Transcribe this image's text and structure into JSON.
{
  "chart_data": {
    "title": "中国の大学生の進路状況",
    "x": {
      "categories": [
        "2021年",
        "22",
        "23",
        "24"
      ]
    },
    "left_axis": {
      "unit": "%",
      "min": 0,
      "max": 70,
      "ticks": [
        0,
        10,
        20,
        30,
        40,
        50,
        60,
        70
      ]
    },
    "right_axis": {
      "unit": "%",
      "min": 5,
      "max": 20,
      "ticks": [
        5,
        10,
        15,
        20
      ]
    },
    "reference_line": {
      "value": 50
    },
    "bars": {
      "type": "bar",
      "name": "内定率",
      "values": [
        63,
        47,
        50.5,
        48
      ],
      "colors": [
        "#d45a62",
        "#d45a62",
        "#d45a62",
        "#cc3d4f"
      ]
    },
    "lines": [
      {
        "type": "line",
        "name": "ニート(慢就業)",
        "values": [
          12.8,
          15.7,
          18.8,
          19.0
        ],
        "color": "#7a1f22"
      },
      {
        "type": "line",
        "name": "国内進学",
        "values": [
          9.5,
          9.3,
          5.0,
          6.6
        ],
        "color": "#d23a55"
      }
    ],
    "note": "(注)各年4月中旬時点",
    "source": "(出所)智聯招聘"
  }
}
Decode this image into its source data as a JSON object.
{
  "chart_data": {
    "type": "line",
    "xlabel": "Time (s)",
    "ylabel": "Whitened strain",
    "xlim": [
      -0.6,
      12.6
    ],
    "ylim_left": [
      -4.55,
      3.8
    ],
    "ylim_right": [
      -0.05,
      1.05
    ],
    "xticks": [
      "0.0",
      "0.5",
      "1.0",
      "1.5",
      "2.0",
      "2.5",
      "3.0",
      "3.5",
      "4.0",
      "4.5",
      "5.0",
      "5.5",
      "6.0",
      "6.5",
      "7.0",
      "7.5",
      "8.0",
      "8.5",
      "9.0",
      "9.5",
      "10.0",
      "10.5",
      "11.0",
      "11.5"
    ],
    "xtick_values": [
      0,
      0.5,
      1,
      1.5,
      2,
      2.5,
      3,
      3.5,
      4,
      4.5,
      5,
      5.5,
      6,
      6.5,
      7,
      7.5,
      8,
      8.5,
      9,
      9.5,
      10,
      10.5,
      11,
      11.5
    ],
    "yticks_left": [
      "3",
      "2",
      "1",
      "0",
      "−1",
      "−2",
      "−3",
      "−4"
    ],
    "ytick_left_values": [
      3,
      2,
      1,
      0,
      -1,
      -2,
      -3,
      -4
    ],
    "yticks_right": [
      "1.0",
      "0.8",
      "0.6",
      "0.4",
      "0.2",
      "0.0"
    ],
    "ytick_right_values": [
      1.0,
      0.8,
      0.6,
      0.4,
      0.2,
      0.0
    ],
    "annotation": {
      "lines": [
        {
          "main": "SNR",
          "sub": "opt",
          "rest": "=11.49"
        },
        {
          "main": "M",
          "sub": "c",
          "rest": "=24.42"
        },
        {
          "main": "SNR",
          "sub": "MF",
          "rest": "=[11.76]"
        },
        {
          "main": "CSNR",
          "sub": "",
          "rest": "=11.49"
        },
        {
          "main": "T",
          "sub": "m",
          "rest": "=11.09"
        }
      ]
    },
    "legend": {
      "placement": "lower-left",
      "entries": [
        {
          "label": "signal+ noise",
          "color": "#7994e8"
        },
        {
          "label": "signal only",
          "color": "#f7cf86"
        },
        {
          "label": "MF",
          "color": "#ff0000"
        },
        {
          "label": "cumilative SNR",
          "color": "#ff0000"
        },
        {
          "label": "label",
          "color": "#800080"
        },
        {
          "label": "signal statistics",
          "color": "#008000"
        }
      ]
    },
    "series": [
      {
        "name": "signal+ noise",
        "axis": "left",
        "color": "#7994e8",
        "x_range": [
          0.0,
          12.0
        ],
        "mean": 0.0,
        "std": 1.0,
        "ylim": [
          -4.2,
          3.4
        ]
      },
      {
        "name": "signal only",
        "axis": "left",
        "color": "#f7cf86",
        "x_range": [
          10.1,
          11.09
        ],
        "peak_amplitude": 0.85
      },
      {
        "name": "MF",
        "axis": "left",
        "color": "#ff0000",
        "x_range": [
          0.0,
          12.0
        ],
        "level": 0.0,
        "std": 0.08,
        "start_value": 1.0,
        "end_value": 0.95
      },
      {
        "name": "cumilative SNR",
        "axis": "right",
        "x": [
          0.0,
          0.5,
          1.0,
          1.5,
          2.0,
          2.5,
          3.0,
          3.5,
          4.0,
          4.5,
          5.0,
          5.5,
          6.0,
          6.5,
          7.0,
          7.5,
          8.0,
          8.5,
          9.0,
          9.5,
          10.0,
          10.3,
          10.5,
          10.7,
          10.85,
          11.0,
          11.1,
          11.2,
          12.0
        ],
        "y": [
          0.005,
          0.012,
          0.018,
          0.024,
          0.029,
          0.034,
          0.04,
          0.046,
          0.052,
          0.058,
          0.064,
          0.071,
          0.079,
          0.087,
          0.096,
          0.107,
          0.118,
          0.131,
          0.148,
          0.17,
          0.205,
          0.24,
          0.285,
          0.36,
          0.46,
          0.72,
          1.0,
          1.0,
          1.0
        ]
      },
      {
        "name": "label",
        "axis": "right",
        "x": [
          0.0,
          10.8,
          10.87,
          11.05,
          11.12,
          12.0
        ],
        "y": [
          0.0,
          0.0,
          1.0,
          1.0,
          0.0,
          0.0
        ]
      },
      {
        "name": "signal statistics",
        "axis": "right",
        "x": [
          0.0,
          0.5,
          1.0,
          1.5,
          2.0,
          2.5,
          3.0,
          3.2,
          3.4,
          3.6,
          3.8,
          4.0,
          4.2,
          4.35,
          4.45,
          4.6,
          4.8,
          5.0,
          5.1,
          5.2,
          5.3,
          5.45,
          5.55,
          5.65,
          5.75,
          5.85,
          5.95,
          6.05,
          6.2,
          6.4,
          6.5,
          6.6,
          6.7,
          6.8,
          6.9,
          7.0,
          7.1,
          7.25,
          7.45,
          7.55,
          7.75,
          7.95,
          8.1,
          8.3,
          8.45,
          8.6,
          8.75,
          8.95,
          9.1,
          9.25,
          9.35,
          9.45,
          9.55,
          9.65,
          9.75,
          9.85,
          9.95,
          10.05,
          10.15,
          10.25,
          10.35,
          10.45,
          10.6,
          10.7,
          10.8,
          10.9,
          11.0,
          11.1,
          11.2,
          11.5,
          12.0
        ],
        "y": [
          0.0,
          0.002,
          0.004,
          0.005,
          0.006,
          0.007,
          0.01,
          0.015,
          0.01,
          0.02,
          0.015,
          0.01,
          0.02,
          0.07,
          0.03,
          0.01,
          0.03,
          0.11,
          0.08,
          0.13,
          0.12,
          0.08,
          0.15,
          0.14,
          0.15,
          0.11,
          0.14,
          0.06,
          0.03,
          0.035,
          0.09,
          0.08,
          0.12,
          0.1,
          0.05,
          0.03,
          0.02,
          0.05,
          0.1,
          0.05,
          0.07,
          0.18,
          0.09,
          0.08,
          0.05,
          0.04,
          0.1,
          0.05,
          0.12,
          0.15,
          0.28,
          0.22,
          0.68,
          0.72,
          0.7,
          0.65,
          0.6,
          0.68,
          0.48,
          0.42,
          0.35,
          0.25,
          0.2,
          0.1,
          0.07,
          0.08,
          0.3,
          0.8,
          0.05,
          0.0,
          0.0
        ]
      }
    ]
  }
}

_ _ _ _

Nothing should be changed: write out all of the data as is.

FULL OUTPUT:
Transcribe this image's text and structure into JSON.
{
  "chart_data": {
    "title": "中国の大学生の進路状況",
    "x": {
      "categories": [
        "2021年",
        "22",
        "23",
        "24"
      ]
    },
    "left_axis": {
      "unit": "%",
      "min": 0,
      "max": 70,
      "ticks": [
        0,
        10,
        20,
        30,
        40,
        50,
        60,
        70
      ]
    },
    "right_axis": {
      "unit": "%",
      "min": 5,
      "max": 20,
      "ticks": [
        5,
        10,
        15,
        20
      ]
    },
    "reference_line": {
      "value": 50
    },
    "bars": {
      "type": "bar",
      "name": "内定率",
      "values": [
        63,
        47,
        50.5,
        48
      ],
      "colors": [
        "#d45a62",
        "#d45a62",
        "#d45a62",
        "#cc3d4f"
      ]
    },
    "lines": [
      {
        "type": "line",
        "name": "ニート(慢就業)",
        "values": [
          12.8,
          15.7,
          18.8,
          19.0
        ],
        "color": "#7a1f22"
      },
      {
        "type": "line",
        "name": "国内進学",
        "values": [
          9.5,
          9.3,
          5.0,
          6.6
        ],
        "color": "#d23a55"
      }
    ],
    "note": "(注)各年4月中旬時点",
    "source": "(出所)智聯招聘"
  }
}
Decode this image into its source data as a JSON object.
{
  "chart_data": {
    "type": "line",
    "xlabel": "Time (s)",
    "ylabel": "Whitened strain",
    "xlim": [
      -0.6,
      12.6
    ],
    "ylim_left": [
      -4.55,
      3.8
    ],
    "ylim_right": [
      -0.05,
      1.05
    ],
    "xticks": [
      "0.0",
      "0.5",
      "1.0",
      "1.5",
      "2.0",
      "2.5",
      "3.0",
      "3.5",
      "4.0",
      "4.5",
      "5.0",
      "5.5",
      "6.0",
      "6.5",
      "7.0",
      "7.5",
      "8.0",
      "8.5",
      "9.0",
      "9.5",
      "10.0",
      "10.5",
      "11.0",
      "11.5"
    ],
    "xtick_values": [
      0,
      0.5,
      1,
      1.5,
      2,
      2.5,
      3,
      3.5,
      4,
      4.5,
      5,
      5.5,
      6,
      6.5,
      7,
      7.5,
      8,
      8.5,
      9,
      9.5,
      10,
      10.5,
      11,
      11.5
    ],
    "yticks_left": [
      "3",
      "2",
      "1",
      "0",
      "−1",
      "−2",
      "−3",
      "−4"
    ],
    "ytick_left_values": [
      3,
      2,
      1,
      0,
      -1,
      -2,
      -3,
      -4
    ],
    "yticks_right": [
      "1.0",
      "0.8",
      "0.6",
      "0.4",
      "0.2",
      "0.0"
    ],
    "ytick_right_values": [
      1.0,
      0.8,
      0.6,
      0.4,
      0.2,
      0.0
    ],
    "annotation": {
      "lines": [
        {
          "main": "SNR",
          "sub": "opt",
          "rest": "=11.49"
        },
        {
          "main": "M",
          "sub": "c",
          "rest": "=24.42"
        },
        {
          "main": "SNR",
          "sub": "MF",
          "rest": "=[11.76]"
        },
        {
          "main": "CSNR",
          "sub": "",
          "rest": "=11.49"
        },
        {
          "main": "T",
          "sub": "m",
          "rest": "=11.09"
        }
      ]
    },
    "legend": {
      "placement": "lower-left",
      "entries": [
        {
          "label": "signal+ noise",
          "color": "#7994e8"
        },
        {
          "label": "signal only",
          "color": "#f7cf86"
        },
        {
          "label": "MF",
          "color": "#ff0000"
        },
        {
          "label": "cumilative SNR",
          "color": "#ff0000"
        },
        {
          "label": "label",
          "color": "#800080"
        },
        {
          "label": "signal statistics",
          "color": "#008000"
        }
      ]
    },
    "series": [
      {
        "name": "signal+ noise",
        "axis": "left",
        "color": "#7994e8",
        "x_range": [
          0.0,
          12.0
        ],
        "mean": 0.0,
        "std": 1.0,
        "ylim": [
          -4.2,
          3.4
        ]
      },
      {
        "name": "signal only",
        "axis": "left",
        "color": "#f7cf86",
        "x_range": [
          10.1,
          11.09
        ],
        "peak_amplitude": 0.85
      },
      {
        "name": "MF",
        "axis": "left",
        "color": "#ff0000",
        "x_range": [
          0.0,
          12.0
        ],
        "level": 0.0,
        "std": 0.08,
        "start_value": 1.0,
        "end_value": 0.95
      },
      {
        "name": "cumilative SNR",
        "axis": "right",
        "x": [
          0.0,
          0.5,
          1.0,
          1.5,
          2.0,
          2.5,
          3.0,
          3.5,
          4.0,
          4.5,
          5.0,
          5.5,
          6.0,
          6.5,
          7.0,
          7.5,
          8.0,
          8.5,
          9.0,
          9.5,
          10.0,
          10.3,
          10.5,
          10.7,
          10.85,
          11.0,
          11.1,
          11.2,
          12.0
        ],
        "y": [
          0.005,
          0.012,
          0.018,
          0.024,
          0.029,
          0.034,
          0.04,
          0.046,
          0.052,
          0.058,
          0.064,
          0.071,
          0.079,
          0.087,
          0.096,
          0.107,
          0.118,
          0.131,
          0.148,
          0.17,
          0.205,
          0.24,
          0.285,
          0.36,
          0.46,
          0.72,
          1.0,
          1.0,
          1.0
        ]
      },
      {
        "name": "label",
        "axis": "right",
        "x": [
          0.0,
          10.8,
          10.87,
          11.05,
          11.12,
          12.0
        ],
        "y": [
          0.0,
          0.0,
          1.0,
          1.0,
          0.0,
          0.0
        ]
      },
      {
        "name": "signal statistics",
        "axis": "right",
        "x": [
          0.0,
          0.5,
          1.0,
          1.5,
          2.0,
          2.5,
          3.0,
          3.2,
          3.4,
          3.6,
          3.8,
          4.0,
          4.2,
          4.35,
          4.45,
          4.6,
          4.8,
          5.0,
          5.1,
          5.2,
          5.3,
          5.45,
          5.55,
          5.65,
          5.75,
          5.85,
          5.95,
          6.05,
          6.2,
          6.4,
          6.5,
          6.6,
          6.7,
          6.8,
          6.9,
          7.0,
          7.1,
          7.25,
          7.45,
          7.55,
          7.75,
          7.95,
          8.1,
          8.3,
          8.45,
          8.6,
          8.75,
          8.95,
          9.1,
          9.25,
          9.35,
          9.45,
          9.55,
          9.65,
          9.75,
          9.85,
          9.95,
          10.05,
          10.15,
          10.25,
          10.35,
          10.45,
          10.6,
          10.7,
          10.8,
          10.9,
          11.0,
          11.1,
          11.2,
          11.5,
          12.0
        ],
        "y": [
          0.0,
          0.002,
          0.004,
          0.005,
          0.006,
          0.007,
          0.01,
          0.015,
          0.01,
          0.02,
          0.015,
          0.01,
          0.02,
          0.07,
          0.03,
          0.01,
          0.03,
          0.11,
          0.08,
          0.13,
          0.12,
          0.08,
          0.15,
          0.14,
          0.15,
          0.11,
          0.14,
          0.06,
          0.03,
          0.035,
          0.09,
          0.08,
          0.12,
          0.1,
          0.05,
          0.03,
          0.02,
          0.05,
          0.1,
          0.05,
          0.07,
          0.18,
          0.09,
          0.08,
          0.05,
          0.04,
          0.1,
          0.05,
          0.12,
          0.15,
          0.28,
          0.22,
          0.68,
          0.72,
          0.7,
          0.65,
          0.6,
          0.68,
          0.48,
          0.42,
          0.35,
          0.25,
          0.2,
          0.1,
          0.07,
          0.08,
          0.3,
          0.8,
          0.05,
          0.0,
          0.0
        ]
      }
    ]
  }
}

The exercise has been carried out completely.